▶ EXERCISE AIM
Provide the number of lines containing the word "whose", and nothing else.

▶ MATERIAL PROVIDED
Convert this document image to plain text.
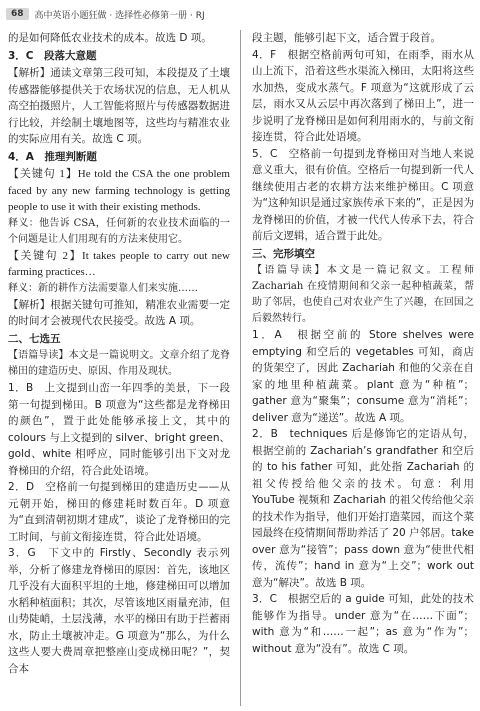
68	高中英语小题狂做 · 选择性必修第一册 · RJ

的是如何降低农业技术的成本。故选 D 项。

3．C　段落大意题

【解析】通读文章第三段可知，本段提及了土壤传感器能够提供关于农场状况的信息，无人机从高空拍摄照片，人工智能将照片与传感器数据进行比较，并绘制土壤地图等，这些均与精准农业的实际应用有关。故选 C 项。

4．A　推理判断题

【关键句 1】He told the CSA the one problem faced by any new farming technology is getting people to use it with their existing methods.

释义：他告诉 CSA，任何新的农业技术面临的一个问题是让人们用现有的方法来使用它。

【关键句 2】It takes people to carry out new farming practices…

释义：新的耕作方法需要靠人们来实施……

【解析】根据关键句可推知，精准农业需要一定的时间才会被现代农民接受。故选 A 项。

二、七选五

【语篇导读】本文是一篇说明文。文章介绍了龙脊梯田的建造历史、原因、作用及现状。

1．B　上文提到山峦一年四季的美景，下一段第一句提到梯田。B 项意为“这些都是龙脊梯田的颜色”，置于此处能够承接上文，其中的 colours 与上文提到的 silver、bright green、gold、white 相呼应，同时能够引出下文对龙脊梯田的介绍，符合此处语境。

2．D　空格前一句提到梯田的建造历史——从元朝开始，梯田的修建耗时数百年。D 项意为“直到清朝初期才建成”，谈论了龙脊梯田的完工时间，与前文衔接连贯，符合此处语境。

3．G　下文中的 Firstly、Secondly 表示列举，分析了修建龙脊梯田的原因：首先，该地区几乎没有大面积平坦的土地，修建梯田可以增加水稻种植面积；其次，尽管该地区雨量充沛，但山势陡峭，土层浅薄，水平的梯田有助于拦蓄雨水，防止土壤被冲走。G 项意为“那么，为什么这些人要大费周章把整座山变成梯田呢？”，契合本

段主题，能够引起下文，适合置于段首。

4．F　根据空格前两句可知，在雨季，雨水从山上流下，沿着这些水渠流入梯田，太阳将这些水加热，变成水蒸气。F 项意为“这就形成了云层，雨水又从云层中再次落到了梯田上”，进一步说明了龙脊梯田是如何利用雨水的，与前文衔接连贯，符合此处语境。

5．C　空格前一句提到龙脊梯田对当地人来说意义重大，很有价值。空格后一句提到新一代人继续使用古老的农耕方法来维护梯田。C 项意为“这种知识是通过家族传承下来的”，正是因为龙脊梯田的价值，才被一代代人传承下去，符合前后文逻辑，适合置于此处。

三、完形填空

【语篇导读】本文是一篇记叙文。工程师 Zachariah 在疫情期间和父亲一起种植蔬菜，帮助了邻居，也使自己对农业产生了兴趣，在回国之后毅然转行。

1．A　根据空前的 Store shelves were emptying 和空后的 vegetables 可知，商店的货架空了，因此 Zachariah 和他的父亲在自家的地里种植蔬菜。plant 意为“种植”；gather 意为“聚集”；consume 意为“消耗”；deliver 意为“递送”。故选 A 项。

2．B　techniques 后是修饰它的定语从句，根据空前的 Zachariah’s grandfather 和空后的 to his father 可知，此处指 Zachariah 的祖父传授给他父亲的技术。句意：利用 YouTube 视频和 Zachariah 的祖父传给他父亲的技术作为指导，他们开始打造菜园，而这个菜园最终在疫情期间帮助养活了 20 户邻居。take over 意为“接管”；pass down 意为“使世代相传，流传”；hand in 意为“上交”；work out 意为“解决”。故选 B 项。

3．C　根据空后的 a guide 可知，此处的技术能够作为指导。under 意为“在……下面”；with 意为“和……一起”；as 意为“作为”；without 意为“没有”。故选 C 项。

==

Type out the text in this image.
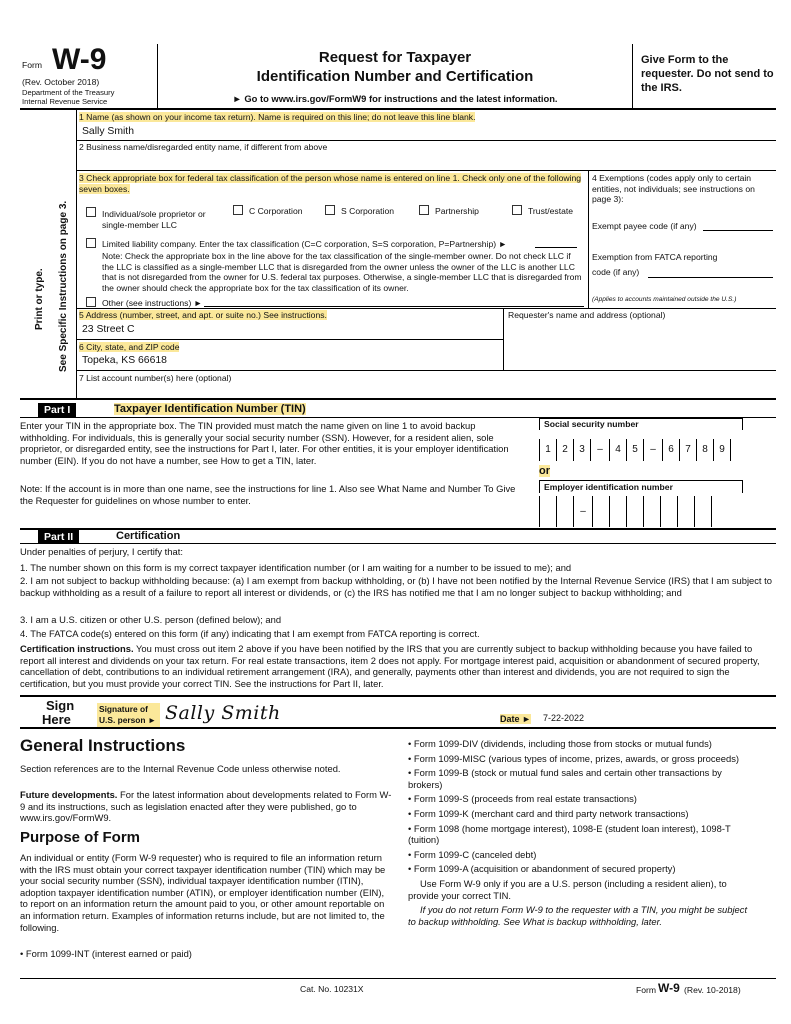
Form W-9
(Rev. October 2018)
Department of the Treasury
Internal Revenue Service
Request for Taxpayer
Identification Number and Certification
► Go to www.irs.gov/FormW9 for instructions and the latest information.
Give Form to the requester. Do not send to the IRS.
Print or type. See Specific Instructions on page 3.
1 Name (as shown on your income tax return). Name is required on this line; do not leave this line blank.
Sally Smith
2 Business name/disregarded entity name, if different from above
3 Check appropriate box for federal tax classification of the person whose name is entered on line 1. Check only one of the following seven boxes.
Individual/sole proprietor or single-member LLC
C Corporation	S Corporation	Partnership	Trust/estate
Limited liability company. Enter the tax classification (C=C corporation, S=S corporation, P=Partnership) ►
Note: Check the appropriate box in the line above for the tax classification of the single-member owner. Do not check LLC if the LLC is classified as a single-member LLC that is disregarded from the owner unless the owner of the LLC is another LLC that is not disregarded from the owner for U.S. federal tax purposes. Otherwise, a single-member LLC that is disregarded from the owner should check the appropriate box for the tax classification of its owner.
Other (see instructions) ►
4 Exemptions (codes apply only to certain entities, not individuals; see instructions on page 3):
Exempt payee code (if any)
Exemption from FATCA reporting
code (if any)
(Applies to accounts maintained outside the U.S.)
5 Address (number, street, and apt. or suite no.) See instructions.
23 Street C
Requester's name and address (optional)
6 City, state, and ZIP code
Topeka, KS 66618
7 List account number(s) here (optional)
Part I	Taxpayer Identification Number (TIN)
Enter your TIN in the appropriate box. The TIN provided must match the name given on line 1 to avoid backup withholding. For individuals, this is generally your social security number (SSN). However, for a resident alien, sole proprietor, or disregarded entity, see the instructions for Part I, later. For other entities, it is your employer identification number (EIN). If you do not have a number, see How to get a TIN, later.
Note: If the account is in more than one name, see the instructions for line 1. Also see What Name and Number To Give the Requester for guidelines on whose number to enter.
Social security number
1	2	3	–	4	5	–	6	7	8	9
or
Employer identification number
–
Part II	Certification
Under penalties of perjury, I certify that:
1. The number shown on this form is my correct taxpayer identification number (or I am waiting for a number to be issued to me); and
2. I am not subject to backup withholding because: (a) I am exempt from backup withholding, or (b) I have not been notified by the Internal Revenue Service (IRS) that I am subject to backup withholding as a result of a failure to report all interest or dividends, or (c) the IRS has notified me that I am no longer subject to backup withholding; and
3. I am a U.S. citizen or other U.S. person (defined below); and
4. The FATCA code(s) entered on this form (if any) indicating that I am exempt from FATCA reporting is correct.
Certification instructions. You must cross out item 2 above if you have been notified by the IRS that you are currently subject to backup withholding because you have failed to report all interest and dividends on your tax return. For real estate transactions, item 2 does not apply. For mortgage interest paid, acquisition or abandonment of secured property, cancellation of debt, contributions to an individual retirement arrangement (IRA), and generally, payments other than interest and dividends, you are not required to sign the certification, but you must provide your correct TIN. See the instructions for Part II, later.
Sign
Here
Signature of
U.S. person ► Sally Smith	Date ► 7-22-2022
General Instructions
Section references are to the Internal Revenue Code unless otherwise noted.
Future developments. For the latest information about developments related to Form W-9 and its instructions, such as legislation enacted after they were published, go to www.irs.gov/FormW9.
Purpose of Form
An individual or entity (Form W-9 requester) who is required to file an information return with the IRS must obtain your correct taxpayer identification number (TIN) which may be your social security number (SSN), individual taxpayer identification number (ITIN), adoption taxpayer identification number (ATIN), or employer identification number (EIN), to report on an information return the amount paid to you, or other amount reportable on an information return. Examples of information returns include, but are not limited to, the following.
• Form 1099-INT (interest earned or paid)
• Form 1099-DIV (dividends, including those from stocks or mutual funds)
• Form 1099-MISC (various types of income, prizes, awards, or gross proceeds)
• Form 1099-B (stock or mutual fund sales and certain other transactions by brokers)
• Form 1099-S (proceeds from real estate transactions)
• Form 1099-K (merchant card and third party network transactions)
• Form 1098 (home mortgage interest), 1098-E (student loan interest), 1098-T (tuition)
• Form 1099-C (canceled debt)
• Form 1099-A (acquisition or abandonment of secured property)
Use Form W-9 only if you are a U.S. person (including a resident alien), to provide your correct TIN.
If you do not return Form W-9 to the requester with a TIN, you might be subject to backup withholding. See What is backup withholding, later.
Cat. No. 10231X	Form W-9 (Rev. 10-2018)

* * *

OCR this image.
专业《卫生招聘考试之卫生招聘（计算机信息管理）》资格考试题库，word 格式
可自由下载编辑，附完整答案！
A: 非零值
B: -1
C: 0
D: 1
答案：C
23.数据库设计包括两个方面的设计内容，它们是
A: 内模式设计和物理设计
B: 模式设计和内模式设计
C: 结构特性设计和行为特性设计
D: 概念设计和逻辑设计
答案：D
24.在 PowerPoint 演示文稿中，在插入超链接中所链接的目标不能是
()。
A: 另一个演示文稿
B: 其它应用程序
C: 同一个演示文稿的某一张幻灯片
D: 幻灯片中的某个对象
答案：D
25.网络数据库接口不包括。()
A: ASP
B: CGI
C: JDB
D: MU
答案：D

▶ RESULT OF THIS TASK
2